● **Listed records**:

══════════════════════════════

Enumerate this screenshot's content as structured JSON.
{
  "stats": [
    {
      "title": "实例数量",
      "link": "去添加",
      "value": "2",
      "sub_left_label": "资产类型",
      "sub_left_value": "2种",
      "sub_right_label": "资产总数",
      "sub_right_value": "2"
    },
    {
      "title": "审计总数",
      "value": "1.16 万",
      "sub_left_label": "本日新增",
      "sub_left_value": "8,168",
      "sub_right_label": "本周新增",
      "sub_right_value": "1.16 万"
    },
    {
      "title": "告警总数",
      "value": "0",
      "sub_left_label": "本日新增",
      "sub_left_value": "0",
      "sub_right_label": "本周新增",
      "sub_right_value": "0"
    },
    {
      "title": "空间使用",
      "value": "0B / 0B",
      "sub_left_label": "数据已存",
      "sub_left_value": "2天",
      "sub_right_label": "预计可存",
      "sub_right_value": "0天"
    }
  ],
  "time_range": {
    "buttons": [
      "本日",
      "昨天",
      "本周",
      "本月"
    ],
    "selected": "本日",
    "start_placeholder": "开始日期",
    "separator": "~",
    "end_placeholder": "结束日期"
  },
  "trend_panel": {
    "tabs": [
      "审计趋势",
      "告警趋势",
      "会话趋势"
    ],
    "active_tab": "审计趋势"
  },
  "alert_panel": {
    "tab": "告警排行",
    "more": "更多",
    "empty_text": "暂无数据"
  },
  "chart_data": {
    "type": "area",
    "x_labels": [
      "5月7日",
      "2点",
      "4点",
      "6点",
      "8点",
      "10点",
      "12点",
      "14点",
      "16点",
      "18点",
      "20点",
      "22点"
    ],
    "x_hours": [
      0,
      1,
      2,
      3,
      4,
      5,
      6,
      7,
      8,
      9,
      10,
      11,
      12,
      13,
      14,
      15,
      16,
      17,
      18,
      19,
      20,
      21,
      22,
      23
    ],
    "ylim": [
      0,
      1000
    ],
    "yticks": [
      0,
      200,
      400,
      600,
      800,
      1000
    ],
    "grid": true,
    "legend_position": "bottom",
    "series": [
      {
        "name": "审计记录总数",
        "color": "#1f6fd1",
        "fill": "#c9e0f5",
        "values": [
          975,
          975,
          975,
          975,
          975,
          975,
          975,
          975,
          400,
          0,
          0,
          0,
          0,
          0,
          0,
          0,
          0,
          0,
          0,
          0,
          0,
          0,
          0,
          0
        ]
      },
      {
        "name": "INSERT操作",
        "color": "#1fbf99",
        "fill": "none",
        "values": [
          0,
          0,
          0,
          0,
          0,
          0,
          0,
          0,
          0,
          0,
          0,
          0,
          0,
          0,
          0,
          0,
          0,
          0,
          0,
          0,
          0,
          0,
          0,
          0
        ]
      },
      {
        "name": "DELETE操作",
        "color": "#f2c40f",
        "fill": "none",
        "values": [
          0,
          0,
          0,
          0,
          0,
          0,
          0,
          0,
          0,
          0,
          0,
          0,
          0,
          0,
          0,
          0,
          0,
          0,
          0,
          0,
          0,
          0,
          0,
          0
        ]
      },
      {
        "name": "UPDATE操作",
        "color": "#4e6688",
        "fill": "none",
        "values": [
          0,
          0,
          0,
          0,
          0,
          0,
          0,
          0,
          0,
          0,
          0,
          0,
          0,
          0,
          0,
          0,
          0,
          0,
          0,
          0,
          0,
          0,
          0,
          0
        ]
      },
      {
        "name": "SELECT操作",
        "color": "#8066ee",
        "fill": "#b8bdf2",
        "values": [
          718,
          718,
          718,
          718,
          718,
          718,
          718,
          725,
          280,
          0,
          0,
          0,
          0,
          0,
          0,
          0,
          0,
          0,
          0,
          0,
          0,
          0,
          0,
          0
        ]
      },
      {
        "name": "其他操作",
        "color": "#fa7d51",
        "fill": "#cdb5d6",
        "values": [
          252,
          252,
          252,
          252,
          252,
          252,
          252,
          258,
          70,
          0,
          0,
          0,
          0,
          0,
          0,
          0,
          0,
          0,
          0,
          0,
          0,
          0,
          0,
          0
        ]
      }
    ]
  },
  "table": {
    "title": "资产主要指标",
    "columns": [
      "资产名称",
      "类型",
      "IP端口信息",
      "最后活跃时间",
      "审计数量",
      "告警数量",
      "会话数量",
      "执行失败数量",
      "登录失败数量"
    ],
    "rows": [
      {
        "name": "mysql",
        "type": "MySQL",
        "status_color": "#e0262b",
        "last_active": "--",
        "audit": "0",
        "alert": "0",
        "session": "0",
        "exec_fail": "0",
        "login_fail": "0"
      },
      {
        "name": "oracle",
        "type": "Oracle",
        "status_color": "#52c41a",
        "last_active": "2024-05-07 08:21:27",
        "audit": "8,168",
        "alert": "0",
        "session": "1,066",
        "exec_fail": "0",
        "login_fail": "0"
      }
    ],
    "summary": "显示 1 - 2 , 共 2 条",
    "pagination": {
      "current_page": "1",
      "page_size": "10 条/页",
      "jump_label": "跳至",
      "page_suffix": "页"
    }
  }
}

══════════════════════════════

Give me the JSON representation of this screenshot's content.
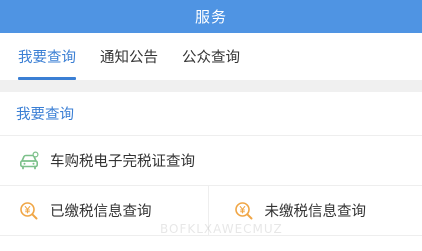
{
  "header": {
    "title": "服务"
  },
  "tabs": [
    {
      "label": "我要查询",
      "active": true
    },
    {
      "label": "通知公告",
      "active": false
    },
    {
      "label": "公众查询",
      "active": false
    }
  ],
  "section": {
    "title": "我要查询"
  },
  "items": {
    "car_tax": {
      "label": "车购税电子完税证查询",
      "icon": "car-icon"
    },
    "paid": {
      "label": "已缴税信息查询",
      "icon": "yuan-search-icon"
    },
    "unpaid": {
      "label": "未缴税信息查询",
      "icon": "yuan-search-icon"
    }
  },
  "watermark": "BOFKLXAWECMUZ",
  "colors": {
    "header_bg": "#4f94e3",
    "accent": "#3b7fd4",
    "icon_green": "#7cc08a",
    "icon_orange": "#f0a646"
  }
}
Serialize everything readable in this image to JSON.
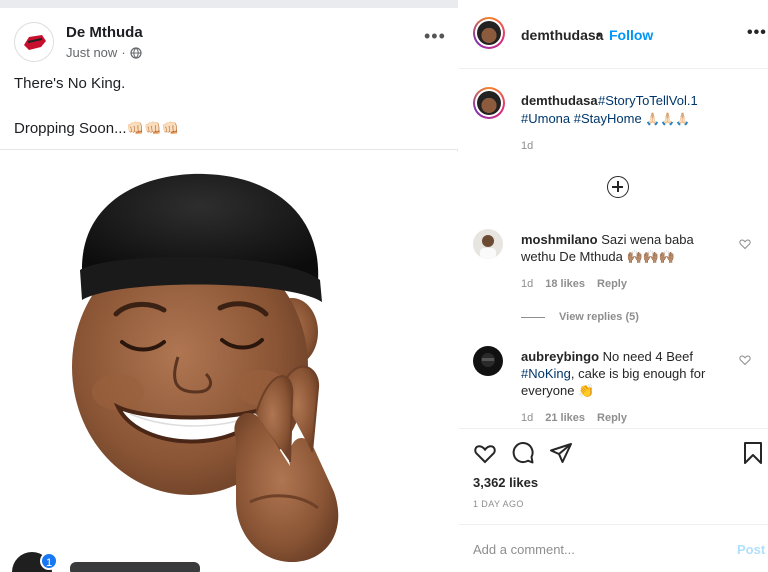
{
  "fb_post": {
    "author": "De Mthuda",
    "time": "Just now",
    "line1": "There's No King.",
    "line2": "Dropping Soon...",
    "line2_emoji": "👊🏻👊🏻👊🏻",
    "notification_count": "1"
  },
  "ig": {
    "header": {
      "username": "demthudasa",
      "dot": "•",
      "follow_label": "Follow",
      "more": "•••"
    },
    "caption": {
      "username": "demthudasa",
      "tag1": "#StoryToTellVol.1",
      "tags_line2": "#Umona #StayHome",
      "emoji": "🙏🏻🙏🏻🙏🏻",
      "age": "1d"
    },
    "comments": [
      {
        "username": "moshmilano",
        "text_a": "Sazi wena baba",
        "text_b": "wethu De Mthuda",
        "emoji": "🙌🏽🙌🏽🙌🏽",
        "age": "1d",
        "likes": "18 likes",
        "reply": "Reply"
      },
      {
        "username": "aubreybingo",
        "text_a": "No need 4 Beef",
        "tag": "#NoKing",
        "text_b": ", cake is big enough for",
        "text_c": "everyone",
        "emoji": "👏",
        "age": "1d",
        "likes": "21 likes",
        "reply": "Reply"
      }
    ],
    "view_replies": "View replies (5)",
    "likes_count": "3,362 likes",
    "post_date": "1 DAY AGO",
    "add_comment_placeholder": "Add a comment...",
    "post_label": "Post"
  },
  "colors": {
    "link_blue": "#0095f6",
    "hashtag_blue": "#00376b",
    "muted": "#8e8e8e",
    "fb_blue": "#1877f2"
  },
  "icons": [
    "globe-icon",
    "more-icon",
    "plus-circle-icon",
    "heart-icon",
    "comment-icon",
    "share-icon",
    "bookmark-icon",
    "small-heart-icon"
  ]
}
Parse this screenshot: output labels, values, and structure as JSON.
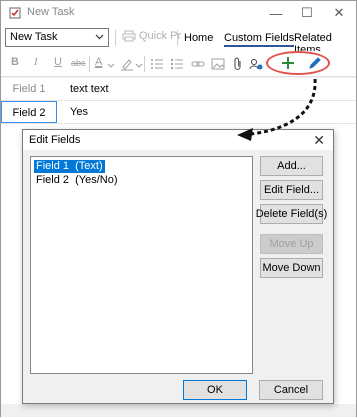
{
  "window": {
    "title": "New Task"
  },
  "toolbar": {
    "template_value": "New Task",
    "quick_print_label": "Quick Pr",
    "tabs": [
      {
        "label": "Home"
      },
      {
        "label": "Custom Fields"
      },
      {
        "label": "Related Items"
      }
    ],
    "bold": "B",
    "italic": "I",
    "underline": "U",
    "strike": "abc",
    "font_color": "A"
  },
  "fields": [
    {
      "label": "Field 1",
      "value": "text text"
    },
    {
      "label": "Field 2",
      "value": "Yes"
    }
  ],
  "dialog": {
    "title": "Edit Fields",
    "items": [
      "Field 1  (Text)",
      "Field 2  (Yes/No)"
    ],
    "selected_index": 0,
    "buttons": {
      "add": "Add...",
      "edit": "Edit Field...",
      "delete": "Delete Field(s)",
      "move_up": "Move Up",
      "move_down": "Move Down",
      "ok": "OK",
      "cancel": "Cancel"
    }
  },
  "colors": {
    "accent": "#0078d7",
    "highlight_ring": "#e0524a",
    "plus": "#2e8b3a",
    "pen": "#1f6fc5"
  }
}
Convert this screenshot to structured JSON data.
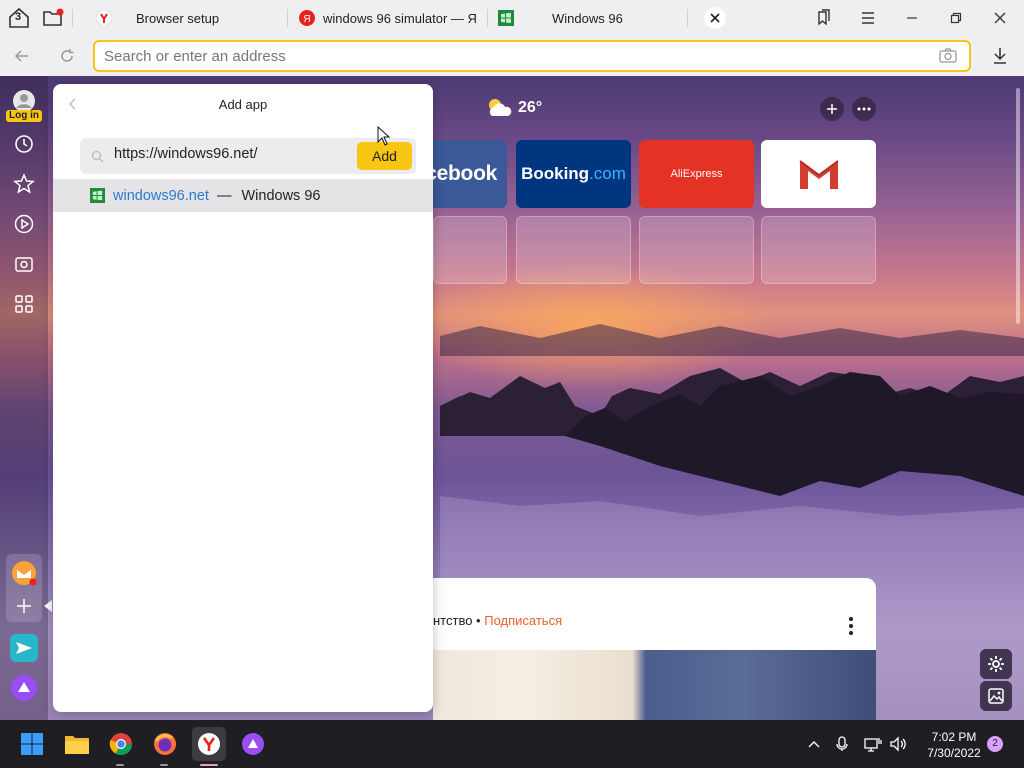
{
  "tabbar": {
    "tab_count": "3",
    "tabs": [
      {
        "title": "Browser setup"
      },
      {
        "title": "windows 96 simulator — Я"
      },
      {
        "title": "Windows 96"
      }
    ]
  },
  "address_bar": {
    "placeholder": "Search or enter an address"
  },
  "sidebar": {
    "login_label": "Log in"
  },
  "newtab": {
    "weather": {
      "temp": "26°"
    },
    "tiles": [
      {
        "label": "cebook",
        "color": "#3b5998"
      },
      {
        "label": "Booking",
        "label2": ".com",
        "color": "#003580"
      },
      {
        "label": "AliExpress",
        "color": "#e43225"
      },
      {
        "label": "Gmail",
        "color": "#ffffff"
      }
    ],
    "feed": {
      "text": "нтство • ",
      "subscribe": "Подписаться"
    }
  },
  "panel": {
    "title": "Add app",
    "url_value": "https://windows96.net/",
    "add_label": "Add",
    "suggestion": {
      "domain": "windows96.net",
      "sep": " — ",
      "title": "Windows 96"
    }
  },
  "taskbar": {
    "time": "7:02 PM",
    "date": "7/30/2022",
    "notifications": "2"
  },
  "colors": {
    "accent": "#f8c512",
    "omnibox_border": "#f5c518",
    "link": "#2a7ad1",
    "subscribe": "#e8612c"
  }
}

══════════════════════════════

● **The task**: Say how many lines of the listing above contain "this", with no other words.

● **Task output**: 5